--- begin Recorded data ---

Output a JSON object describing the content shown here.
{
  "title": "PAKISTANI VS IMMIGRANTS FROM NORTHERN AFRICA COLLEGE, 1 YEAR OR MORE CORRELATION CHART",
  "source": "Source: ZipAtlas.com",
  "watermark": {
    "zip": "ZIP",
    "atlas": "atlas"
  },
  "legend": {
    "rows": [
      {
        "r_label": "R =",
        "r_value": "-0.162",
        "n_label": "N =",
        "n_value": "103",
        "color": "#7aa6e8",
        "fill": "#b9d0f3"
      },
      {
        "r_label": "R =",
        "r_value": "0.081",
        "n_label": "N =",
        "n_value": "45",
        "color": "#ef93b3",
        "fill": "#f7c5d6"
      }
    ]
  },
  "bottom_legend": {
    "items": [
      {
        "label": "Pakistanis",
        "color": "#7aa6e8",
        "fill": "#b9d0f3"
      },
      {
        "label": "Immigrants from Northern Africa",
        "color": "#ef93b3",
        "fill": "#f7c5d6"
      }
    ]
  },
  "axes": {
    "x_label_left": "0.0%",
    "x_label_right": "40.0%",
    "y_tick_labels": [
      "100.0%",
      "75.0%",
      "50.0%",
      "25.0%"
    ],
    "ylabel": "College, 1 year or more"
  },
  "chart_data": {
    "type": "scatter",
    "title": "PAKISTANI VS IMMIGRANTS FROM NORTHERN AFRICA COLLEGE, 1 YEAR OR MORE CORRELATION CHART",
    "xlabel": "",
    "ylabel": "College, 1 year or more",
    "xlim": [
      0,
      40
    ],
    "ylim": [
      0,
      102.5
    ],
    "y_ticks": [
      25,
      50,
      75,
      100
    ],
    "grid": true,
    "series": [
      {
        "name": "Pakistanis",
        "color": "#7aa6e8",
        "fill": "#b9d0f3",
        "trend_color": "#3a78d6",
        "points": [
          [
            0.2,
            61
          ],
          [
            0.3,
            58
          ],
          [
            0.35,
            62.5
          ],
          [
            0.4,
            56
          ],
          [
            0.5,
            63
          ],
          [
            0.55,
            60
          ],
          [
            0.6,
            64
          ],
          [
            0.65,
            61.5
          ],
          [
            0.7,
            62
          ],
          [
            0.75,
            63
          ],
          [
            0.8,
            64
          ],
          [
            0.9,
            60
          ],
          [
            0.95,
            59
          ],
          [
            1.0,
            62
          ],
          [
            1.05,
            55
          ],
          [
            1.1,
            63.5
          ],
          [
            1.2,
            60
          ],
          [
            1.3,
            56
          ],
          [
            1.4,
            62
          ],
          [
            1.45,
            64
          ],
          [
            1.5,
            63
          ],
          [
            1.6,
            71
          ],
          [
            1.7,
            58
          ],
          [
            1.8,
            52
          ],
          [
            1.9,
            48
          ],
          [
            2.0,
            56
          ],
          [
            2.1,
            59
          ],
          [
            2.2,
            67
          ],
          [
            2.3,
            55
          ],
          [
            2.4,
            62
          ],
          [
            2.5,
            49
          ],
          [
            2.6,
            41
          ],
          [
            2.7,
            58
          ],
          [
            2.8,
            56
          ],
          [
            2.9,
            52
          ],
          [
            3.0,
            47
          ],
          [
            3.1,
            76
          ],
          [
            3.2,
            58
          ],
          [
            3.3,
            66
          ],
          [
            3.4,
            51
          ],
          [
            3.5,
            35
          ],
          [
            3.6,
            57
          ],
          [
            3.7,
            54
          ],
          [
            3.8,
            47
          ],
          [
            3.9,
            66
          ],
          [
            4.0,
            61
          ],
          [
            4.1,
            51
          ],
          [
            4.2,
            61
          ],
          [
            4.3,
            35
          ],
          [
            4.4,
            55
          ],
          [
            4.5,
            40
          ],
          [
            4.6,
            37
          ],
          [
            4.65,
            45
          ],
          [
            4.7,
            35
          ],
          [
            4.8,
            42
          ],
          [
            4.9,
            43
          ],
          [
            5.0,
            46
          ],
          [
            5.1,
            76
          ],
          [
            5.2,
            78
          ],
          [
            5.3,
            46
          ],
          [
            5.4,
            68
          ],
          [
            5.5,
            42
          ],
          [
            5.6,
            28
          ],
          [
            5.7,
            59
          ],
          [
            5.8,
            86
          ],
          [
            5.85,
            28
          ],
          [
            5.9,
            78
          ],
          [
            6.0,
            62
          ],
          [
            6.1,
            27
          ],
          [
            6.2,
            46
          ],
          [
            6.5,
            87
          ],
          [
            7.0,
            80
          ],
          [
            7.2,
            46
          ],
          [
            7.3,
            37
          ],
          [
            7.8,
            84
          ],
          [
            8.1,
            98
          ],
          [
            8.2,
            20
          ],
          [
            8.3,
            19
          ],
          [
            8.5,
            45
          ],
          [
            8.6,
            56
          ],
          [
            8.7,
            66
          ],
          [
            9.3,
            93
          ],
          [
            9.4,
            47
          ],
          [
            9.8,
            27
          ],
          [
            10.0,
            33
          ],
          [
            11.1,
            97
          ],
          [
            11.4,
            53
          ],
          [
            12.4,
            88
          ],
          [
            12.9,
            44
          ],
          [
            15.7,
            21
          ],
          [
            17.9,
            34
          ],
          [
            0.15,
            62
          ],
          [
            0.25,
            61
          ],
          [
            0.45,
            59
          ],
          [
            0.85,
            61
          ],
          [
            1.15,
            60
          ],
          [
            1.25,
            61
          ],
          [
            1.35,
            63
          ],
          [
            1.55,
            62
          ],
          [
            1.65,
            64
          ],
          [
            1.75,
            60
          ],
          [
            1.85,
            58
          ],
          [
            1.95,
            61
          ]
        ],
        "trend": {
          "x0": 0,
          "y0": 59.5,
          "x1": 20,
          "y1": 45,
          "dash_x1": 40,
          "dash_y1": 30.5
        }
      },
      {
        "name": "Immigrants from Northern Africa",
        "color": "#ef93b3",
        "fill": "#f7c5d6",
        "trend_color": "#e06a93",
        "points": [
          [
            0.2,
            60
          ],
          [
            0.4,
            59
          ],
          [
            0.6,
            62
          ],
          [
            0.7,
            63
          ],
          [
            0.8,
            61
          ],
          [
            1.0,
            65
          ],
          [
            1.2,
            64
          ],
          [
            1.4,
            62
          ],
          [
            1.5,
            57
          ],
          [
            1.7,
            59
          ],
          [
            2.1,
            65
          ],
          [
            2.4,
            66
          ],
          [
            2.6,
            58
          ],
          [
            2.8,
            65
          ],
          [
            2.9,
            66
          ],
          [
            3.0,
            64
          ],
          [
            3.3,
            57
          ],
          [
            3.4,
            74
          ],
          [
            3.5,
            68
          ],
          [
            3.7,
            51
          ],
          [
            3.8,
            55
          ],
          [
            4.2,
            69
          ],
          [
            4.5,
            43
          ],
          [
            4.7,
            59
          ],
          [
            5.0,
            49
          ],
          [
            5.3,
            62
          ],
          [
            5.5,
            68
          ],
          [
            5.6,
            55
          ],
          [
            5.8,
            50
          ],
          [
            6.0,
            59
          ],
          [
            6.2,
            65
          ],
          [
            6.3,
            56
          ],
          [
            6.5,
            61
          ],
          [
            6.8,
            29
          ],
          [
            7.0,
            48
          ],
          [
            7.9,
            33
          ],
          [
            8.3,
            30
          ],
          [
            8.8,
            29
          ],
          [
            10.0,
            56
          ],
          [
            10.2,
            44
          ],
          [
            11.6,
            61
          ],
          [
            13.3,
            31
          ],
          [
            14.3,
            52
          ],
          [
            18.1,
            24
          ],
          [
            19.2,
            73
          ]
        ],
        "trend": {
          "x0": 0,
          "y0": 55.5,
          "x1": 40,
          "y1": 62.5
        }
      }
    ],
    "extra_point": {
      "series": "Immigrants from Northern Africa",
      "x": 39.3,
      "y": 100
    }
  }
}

--- end Recorded data ---

[Work instructions]: From the listing above, return each line with the word "title".

[Answer]:
  "title": "PAKISTANI VS IMMIGRANTS FROM NORTHERN AFRICA COLLEGE, 1 YEAR OR MORE CORRELATION CHART",
    "title": "PAKISTANI VS IMMIGRANTS FROM NORTHERN AFRICA COLLEGE, 1 YEAR OR MORE CORRELATION CHART",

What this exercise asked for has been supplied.